(Records from a data collection)
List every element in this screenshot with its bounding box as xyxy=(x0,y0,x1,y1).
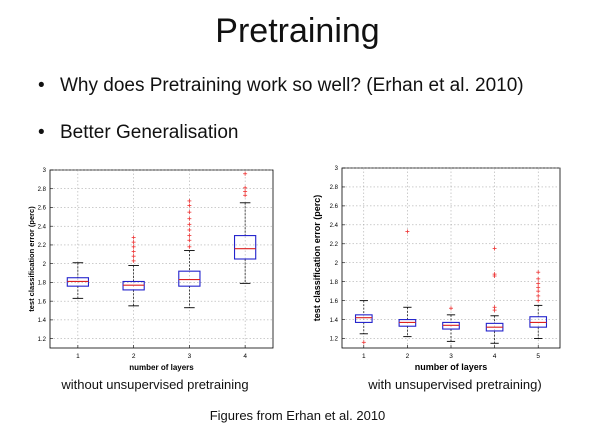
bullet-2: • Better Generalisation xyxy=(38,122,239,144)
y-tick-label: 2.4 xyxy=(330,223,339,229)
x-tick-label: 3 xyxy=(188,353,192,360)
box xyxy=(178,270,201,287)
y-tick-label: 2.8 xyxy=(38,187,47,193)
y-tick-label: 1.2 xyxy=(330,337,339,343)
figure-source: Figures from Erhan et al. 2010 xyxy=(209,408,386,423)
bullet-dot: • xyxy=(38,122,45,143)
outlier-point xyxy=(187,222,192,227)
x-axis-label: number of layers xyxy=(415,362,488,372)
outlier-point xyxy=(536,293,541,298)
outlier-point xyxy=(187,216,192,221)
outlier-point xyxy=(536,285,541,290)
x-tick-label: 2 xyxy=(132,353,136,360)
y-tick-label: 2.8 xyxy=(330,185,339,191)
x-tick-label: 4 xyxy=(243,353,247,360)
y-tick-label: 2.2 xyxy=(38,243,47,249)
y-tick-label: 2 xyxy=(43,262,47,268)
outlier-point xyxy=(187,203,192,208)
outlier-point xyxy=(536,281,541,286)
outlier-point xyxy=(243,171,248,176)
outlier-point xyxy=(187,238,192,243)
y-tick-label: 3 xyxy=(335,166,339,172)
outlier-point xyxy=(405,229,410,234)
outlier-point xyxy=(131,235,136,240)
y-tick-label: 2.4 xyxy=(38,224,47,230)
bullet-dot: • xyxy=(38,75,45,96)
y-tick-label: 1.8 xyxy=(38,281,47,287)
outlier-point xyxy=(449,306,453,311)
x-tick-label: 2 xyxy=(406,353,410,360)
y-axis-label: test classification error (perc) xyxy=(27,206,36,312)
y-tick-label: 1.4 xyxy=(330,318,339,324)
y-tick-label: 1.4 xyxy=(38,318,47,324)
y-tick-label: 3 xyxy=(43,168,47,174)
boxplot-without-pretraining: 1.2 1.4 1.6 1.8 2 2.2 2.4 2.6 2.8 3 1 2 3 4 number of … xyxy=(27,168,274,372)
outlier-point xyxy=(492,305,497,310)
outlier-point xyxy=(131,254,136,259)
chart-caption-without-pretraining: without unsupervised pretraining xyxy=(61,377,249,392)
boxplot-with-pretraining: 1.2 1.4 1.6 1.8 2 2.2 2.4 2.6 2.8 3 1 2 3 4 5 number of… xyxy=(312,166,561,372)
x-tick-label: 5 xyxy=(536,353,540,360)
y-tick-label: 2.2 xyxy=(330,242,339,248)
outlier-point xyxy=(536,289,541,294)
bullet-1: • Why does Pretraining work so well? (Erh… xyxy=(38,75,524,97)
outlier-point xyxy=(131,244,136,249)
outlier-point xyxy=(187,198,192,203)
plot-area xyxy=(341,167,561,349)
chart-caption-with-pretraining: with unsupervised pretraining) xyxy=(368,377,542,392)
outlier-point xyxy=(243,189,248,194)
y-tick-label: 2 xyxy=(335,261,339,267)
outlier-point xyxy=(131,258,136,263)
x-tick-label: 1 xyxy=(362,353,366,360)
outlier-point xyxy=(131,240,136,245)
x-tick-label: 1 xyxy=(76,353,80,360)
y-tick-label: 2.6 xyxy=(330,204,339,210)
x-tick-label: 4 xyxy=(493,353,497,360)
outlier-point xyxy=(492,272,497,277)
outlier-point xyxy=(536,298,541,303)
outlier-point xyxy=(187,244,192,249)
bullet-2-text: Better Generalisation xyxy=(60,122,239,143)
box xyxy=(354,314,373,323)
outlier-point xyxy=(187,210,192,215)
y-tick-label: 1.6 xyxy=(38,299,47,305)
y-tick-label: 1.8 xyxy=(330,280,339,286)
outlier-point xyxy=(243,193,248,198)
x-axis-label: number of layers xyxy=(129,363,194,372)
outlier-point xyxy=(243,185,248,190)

» WHAT YOU HAVE TO DO
Return each line above that contains the word "Better".

» SOLUTION FOR THIS EXERCISE
bullet-2: • Better Generalisation xyxy=(38,122,239,144)
bullet-2-text: Better Generalisation xyxy=(60,122,239,143)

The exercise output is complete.